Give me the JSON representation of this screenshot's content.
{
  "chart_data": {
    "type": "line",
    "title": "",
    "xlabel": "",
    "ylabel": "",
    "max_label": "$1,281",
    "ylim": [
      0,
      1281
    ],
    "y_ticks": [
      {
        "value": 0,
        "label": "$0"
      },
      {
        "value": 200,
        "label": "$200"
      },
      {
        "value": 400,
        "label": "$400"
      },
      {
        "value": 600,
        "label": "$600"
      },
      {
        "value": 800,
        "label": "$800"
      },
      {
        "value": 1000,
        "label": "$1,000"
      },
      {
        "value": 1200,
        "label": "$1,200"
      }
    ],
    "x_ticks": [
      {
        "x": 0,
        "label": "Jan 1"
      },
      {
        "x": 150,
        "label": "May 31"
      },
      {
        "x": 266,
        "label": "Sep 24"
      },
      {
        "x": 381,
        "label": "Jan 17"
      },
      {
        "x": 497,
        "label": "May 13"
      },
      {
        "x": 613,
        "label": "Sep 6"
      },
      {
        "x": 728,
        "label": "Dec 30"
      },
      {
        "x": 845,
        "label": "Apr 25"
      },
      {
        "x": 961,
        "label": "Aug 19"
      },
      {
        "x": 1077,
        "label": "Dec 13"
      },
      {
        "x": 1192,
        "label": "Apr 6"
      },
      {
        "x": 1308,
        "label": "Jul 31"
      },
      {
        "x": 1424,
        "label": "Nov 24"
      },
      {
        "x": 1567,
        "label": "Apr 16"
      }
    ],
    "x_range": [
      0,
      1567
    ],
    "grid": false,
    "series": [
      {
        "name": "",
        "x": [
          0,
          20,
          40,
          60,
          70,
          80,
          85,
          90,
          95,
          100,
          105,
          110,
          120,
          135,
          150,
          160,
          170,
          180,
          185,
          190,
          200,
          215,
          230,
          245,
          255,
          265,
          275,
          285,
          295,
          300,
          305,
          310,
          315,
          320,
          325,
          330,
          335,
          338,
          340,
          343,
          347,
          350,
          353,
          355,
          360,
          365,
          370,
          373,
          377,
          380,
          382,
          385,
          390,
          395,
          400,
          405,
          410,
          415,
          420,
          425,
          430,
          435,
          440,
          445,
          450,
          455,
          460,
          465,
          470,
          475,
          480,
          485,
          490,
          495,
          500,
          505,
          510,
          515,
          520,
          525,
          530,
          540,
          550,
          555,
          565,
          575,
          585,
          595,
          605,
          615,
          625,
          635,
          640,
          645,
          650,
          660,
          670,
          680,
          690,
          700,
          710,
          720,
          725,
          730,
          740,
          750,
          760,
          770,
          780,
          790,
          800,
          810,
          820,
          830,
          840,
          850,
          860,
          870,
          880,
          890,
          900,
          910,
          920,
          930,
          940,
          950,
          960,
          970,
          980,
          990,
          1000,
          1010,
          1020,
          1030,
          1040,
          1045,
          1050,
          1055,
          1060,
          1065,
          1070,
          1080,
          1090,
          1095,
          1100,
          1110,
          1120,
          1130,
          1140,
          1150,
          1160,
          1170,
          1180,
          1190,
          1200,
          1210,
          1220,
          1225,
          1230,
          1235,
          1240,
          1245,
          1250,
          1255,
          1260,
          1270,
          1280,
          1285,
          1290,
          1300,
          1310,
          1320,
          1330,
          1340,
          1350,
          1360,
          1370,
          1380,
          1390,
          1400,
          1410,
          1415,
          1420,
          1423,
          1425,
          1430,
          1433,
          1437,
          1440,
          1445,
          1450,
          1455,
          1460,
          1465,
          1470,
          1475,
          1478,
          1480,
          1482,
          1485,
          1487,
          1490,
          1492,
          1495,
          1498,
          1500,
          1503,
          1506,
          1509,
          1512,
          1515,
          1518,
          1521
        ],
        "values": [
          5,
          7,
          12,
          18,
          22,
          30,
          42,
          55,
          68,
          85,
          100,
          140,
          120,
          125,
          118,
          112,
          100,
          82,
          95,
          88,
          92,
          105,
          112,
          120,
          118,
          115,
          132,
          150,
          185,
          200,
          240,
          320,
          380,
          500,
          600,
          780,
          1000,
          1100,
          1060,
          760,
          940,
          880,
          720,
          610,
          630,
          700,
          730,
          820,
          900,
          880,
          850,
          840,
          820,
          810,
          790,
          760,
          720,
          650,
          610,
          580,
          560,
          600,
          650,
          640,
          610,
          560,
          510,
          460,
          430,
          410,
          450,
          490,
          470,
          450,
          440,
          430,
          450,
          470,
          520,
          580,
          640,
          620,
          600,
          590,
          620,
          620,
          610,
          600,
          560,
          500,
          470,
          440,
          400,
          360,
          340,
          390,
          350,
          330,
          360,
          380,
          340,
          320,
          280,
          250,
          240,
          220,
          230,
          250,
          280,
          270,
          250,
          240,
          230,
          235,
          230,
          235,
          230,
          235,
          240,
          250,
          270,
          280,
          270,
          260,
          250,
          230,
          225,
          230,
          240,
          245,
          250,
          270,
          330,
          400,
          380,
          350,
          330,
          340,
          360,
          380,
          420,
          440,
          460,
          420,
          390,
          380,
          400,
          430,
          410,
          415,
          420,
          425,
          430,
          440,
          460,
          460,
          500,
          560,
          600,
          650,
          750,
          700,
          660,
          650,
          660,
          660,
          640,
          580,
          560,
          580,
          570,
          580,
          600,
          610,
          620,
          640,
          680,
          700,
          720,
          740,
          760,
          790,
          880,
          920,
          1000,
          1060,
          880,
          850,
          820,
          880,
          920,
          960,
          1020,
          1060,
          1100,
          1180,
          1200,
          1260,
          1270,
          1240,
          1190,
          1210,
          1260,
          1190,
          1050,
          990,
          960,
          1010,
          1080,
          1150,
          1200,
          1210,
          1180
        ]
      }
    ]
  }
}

▸ Task to carry out
Without leaving anything out, give the entries again exactly.

▸ Solution
Give me the JSON representation of this screenshot's content.
{
  "chart_data": {
    "type": "line",
    "title": "",
    "xlabel": "",
    "ylabel": "",
    "max_label": "$1,281",
    "ylim": [
      0,
      1281
    ],
    "y_ticks": [
      {
        "value": 0,
        "label": "$0"
      },
      {
        "value": 200,
        "label": "$200"
      },
      {
        "value": 400,
        "label": "$400"
      },
      {
        "value": 600,
        "label": "$600"
      },
      {
        "value": 800,
        "label": "$800"
      },
      {
        "value": 1000,
        "label": "$1,000"
      },
      {
        "value": 1200,
        "label": "$1,200"
      }
    ],
    "x_ticks": [
      {
        "x": 0,
        "label": "Jan 1"
      },
      {
        "x": 150,
        "label": "May 31"
      },
      {
        "x": 266,
        "label": "Sep 24"
      },
      {
        "x": 381,
        "label": "Jan 17"
      },
      {
        "x": 497,
        "label": "May 13"
      },
      {
        "x": 613,
        "label": "Sep 6"
      },
      {
        "x": 728,
        "label": "Dec 30"
      },
      {
        "x": 845,
        "label": "Apr 25"
      },
      {
        "x": 961,
        "label": "Aug 19"
      },
      {
        "x": 1077,
        "label": "Dec 13"
      },
      {
        "x": 1192,
        "label": "Apr 6"
      },
      {
        "x": 1308,
        "label": "Jul 31"
      },
      {
        "x": 1424,
        "label": "Nov 24"
      },
      {
        "x": 1567,
        "label": "Apr 16"
      }
    ],
    "x_range": [
      0,
      1567
    ],
    "grid": false,
    "series": [
      {
        "name": "",
        "x": [
          0,
          20,
          40,
          60,
          70,
          80,
          85,
          90,
          95,
          100,
          105,
          110,
          120,
          135,
          150,
          160,
          170,
          180,
          185,
          190,
          200,
          215,
          230,
          245,
          255,
          265,
          275,
          285,
          295,
          300,
          305,
          310,
          315,
          320,
          325,
          330,
          335,
          338,
          340,
          343,
          347,
          350,
          353,
          355,
          360,
          365,
          370,
          373,
          377,
          380,
          382,
          385,
          390,
          395,
          400,
          405,
          410,
          415,
          420,
          425,
          430,
          435,
          440,
          445,
          450,
          455,
          460,
          465,
          470,
          475,
          480,
          485,
          490,
          495,
          500,
          505,
          510,
          515,
          520,
          525,
          530,
          540,
          550,
          555,
          565,
          575,
          585,
          595,
          605,
          615,
          625,
          635,
          640,
          645,
          650,
          660,
          670,
          680,
          690,
          700,
          710,
          720,
          725,
          730,
          740,
          750,
          760,
          770,
          780,
          790,
          800,
          810,
          820,
          830,
          840,
          850,
          860,
          870,
          880,
          890,
          900,
          910,
          920,
          930,
          940,
          950,
          960,
          970,
          980,
          990,
          1000,
          1010,
          1020,
          1030,
          1040,
          1045,
          1050,
          1055,
          1060,
          1065,
          1070,
          1080,
          1090,
          1095,
          1100,
          1110,
          1120,
          1130,
          1140,
          1150,
          1160,
          1170,
          1180,
          1190,
          1200,
          1210,
          1220,
          1225,
          1230,
          1235,
          1240,
          1245,
          1250,
          1255,
          1260,
          1270,
          1280,
          1285,
          1290,
          1300,
          1310,
          1320,
          1330,
          1340,
          1350,
          1360,
          1370,
          1380,
          1390,
          1400,
          1410,
          1415,
          1420,
          1423,
          1425,
          1430,
          1433,
          1437,
          1440,
          1445,
          1450,
          1455,
          1460,
          1465,
          1470,
          1475,
          1478,
          1480,
          1482,
          1485,
          1487,
          1490,
          1492,
          1495,
          1498,
          1500,
          1503,
          1506,
          1509,
          1512,
          1515,
          1518,
          1521
        ],
        "values": [
          5,
          7,
          12,
          18,
          22,
          30,
          42,
          55,
          68,
          85,
          100,
          140,
          120,
          125,
          118,
          112,
          100,
          82,
          95,
          88,
          92,
          105,
          112,
          120,
          118,
          115,
          132,
          150,
          185,
          200,
          240,
          320,
          380,
          500,
          600,
          780,
          1000,
          1100,
          1060,
          760,
          940,
          880,
          720,
          610,
          630,
          700,
          730,
          820,
          900,
          880,
          850,
          840,
          820,
          810,
          790,
          760,
          720,
          650,
          610,
          580,
          560,
          600,
          650,
          640,
          610,
          560,
          510,
          460,
          430,
          410,
          450,
          490,
          470,
          450,
          440,
          430,
          450,
          470,
          520,
          580,
          640,
          620,
          600,
          590,
          620,
          620,
          610,
          600,
          560,
          500,
          470,
          440,
          400,
          360,
          340,
          390,
          350,
          330,
          360,
          380,
          340,
          320,
          280,
          250,
          240,
          220,
          230,
          250,
          280,
          270,
          250,
          240,
          230,
          235,
          230,
          235,
          230,
          235,
          240,
          250,
          270,
          280,
          270,
          260,
          250,
          230,
          225,
          230,
          240,
          245,
          250,
          270,
          330,
          400,
          380,
          350,
          330,
          340,
          360,
          380,
          420,
          440,
          460,
          420,
          390,
          380,
          400,
          430,
          410,
          415,
          420,
          425,
          430,
          440,
          460,
          460,
          500,
          560,
          600,
          650,
          750,
          700,
          660,
          650,
          660,
          660,
          640,
          580,
          560,
          580,
          570,
          580,
          600,
          610,
          620,
          640,
          680,
          700,
          720,
          740,
          760,
          790,
          880,
          920,
          1000,
          1060,
          880,
          850,
          820,
          880,
          920,
          960,
          1020,
          1060,
          1100,
          1180,
          1200,
          1260,
          1270,
          1240,
          1190,
          1210,
          1260,
          1190,
          1050,
          990,
          960,
          1010,
          1080,
          1150,
          1200,
          1210,
          1180
        ]
      }
    ]
  }
}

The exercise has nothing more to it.